Try it: Give every line of the data again, unchanged, but with no pictures.

Provided material:

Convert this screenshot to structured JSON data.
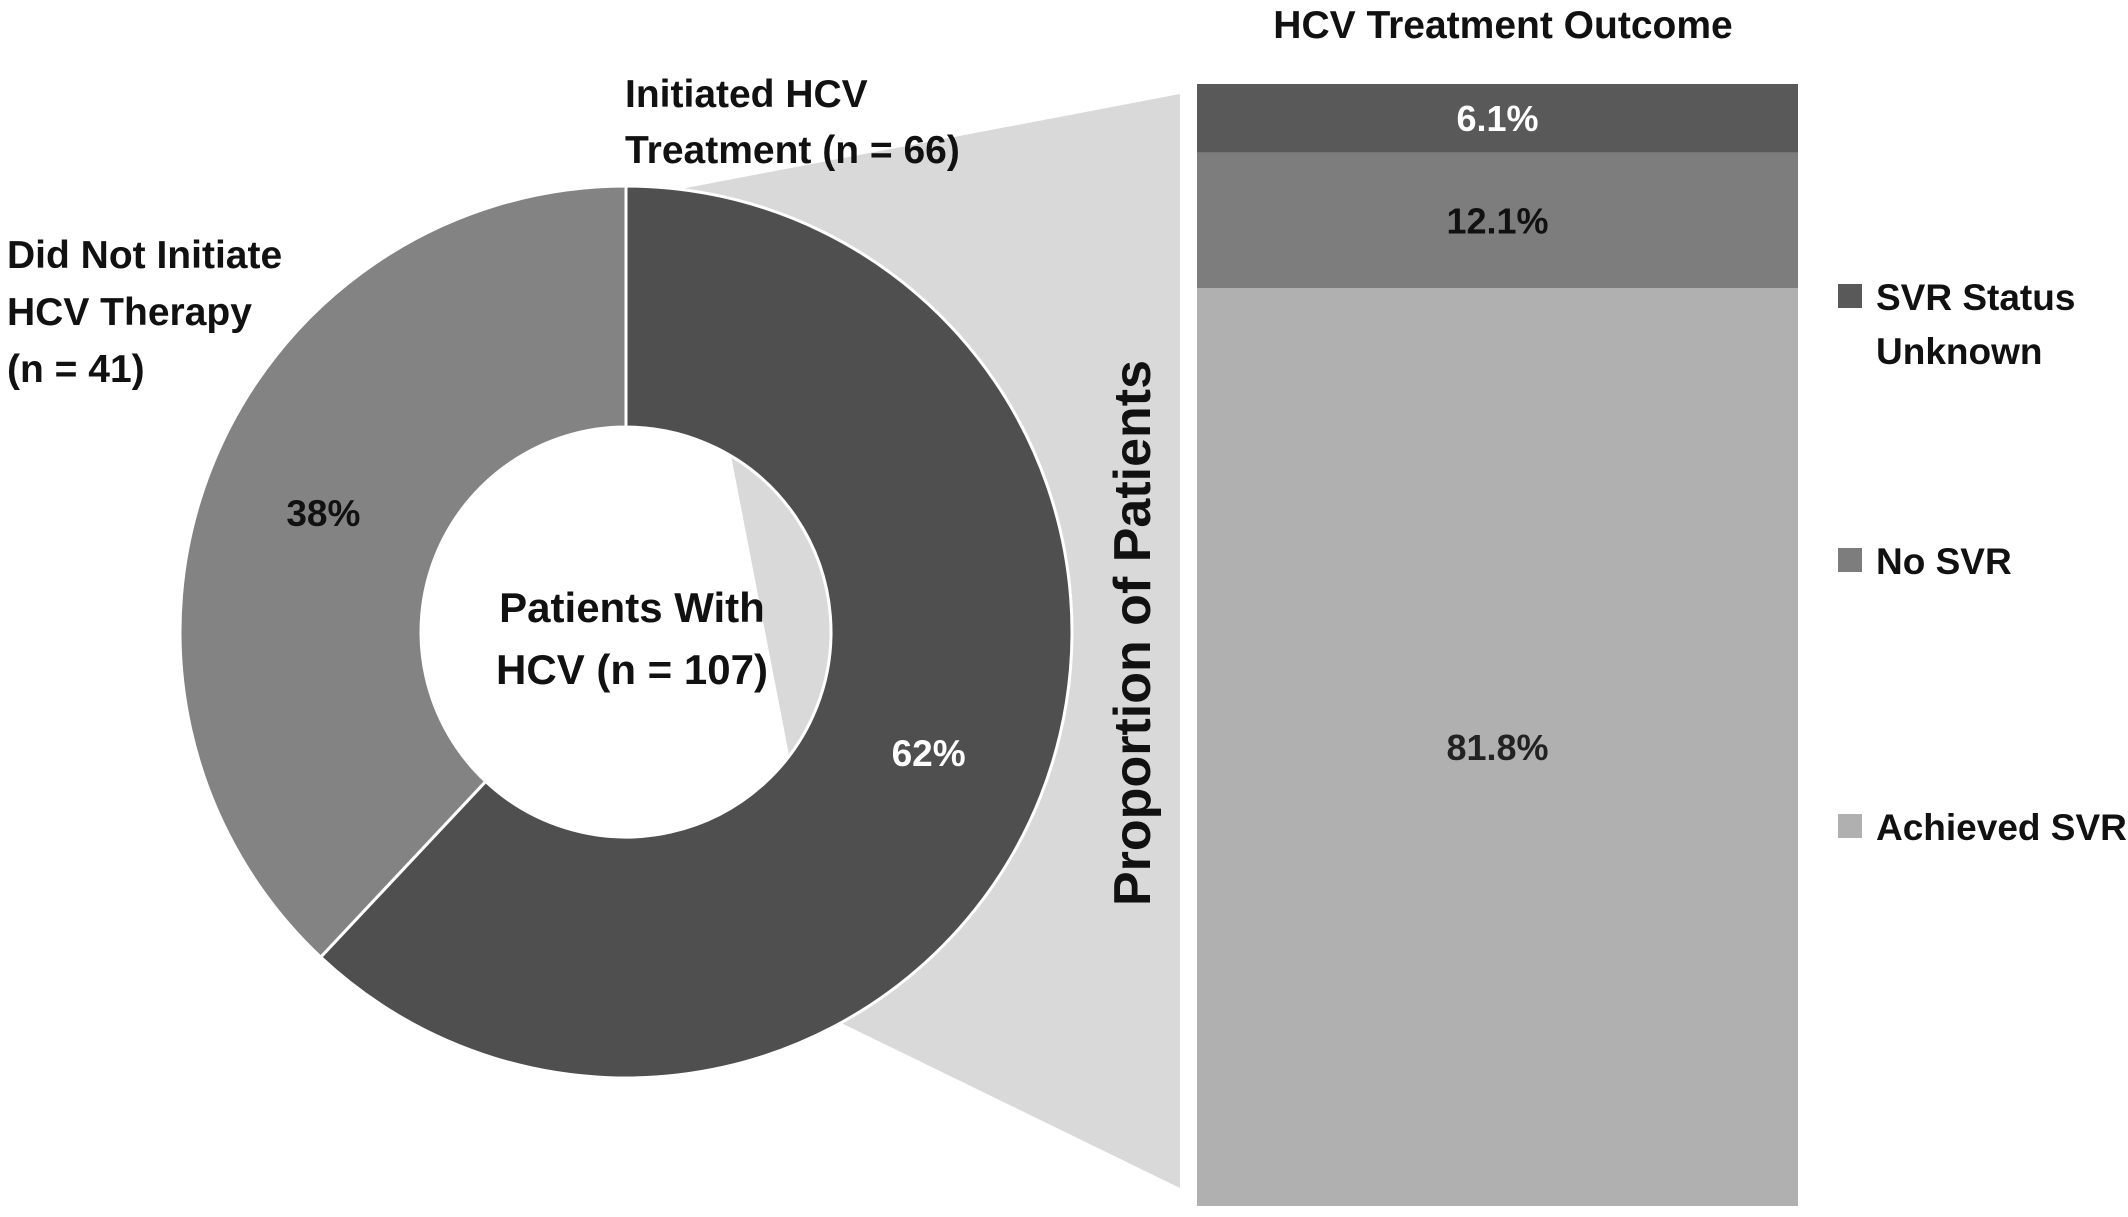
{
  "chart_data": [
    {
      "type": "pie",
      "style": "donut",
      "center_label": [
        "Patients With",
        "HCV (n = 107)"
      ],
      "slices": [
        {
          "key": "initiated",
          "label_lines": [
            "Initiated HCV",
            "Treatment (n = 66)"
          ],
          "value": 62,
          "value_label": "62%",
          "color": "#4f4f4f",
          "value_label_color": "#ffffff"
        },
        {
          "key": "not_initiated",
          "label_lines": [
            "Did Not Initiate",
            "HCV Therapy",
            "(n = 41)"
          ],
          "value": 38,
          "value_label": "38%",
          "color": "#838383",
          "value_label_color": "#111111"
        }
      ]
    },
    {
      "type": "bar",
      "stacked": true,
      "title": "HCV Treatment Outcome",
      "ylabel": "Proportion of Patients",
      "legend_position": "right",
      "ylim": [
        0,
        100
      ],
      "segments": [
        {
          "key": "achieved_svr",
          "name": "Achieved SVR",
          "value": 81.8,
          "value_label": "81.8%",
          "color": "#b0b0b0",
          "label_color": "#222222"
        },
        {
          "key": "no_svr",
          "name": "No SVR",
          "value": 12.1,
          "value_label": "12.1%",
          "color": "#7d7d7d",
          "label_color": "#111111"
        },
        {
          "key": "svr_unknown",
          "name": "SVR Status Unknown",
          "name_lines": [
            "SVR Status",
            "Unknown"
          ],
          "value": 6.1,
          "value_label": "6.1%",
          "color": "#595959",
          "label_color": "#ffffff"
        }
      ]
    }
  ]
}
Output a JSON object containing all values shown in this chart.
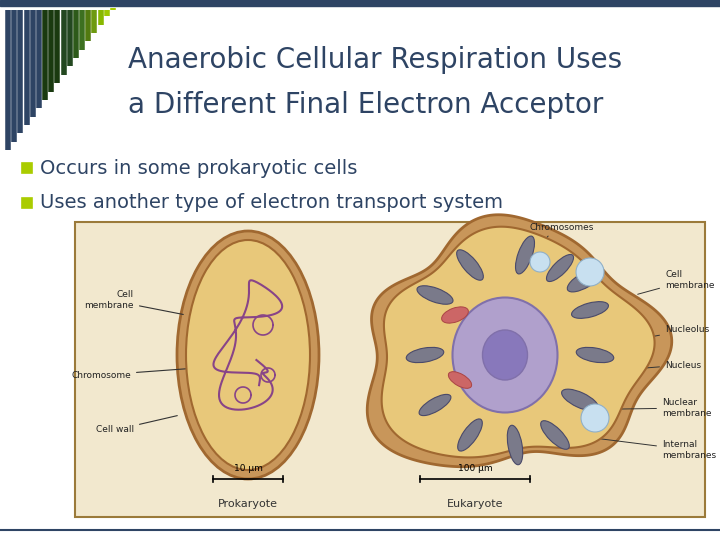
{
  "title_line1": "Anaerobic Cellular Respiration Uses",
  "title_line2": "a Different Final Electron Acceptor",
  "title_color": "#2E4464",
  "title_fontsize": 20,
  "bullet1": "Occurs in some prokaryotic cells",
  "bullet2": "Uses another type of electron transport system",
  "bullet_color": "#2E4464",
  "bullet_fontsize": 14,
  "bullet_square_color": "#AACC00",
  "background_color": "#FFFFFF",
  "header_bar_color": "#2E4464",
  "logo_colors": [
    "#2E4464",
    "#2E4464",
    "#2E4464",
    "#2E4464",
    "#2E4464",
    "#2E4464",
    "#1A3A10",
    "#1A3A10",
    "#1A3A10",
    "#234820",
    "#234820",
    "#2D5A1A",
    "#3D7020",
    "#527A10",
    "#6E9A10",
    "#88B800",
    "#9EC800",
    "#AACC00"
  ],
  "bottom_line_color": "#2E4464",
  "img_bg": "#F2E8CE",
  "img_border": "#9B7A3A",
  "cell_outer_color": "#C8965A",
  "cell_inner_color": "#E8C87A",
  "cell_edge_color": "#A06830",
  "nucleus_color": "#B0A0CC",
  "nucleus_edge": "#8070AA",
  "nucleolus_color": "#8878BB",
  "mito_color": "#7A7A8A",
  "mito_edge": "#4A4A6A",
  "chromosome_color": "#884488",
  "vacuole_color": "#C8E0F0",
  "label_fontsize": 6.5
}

Solution below:
Convert this screenshot to structured JSON data.
{
  "chart_data": [
    {
      "type": "pie",
      "style": "donut",
      "center_label": [
        "Patients With",
        "HCV (n = 107)"
      ],
      "slices": [
        {
          "key": "initiated",
          "label_lines": [
            "Initiated HCV",
            "Treatment (n = 66)"
          ],
          "value": 62,
          "value_label": "62%",
          "color": "#4f4f4f",
          "value_label_color": "#ffffff"
        },
        {
          "key": "not_initiated",
          "label_lines": [
            "Did Not Initiate",
            "HCV Therapy",
            "(n = 41)"
          ],
          "value": 38,
          "value_label": "38%",
          "color": "#838383",
          "value_label_color": "#111111"
        }
      ]
    },
    {
      "type": "bar",
      "stacked": true,
      "title": "HCV Treatment Outcome",
      "ylabel": "Proportion of Patients",
      "legend_position": "right",
      "ylim": [
        0,
        100
      ],
      "segments": [
        {
          "key": "achieved_svr",
          "name": "Achieved SVR",
          "value": 81.8,
          "value_label": "81.8%",
          "color": "#b0b0b0",
          "label_color": "#222222"
        },
        {
          "key": "no_svr",
          "name": "No SVR",
          "value": 12.1,
          "value_label": "12.1%",
          "color": "#7d7d7d",
          "label_color": "#111111"
        },
        {
          "key": "svr_unknown",
          "name": "SVR Status Unknown",
          "name_lines": [
            "SVR Status",
            "Unknown"
          ],
          "value": 6.1,
          "value_label": "6.1%",
          "color": "#595959",
          "label_color": "#ffffff"
        }
      ]
    }
  ]
}
Output a JSON object containing all values shown in this chart.
{
  "title_line1": "Anaerobic Cellular Respiration Uses",
  "title_line2": "a Different Final Electron Acceptor",
  "title_color": "#2E4464",
  "title_fontsize": 20,
  "bullet1": "Occurs in some prokaryotic cells",
  "bullet2": "Uses another type of electron transport system",
  "bullet_color": "#2E4464",
  "bullet_fontsize": 14,
  "bullet_square_color": "#AACC00",
  "background_color": "#FFFFFF",
  "header_bar_color": "#2E4464",
  "logo_colors": [
    "#2E4464",
    "#2E4464",
    "#2E4464",
    "#2E4464",
    "#2E4464",
    "#2E4464",
    "#1A3A10",
    "#1A3A10",
    "#1A3A10",
    "#234820",
    "#234820",
    "#2D5A1A",
    "#3D7020",
    "#527A10",
    "#6E9A10",
    "#88B800",
    "#9EC800",
    "#AACC00"
  ],
  "bottom_line_color": "#2E4464",
  "img_bg": "#F2E8CE",
  "img_border": "#9B7A3A",
  "cell_outer_color": "#C8965A",
  "cell_inner_color": "#E8C87A",
  "cell_edge_color": "#A06830",
  "nucleus_color": "#B0A0CC",
  "nucleus_edge": "#8070AA",
  "nucleolus_color": "#8878BB",
  "mito_color": "#7A7A8A",
  "mito_edge": "#4A4A6A",
  "chromosome_color": "#884488",
  "vacuole_color": "#C8E0F0",
  "label_fontsize": 6.5
}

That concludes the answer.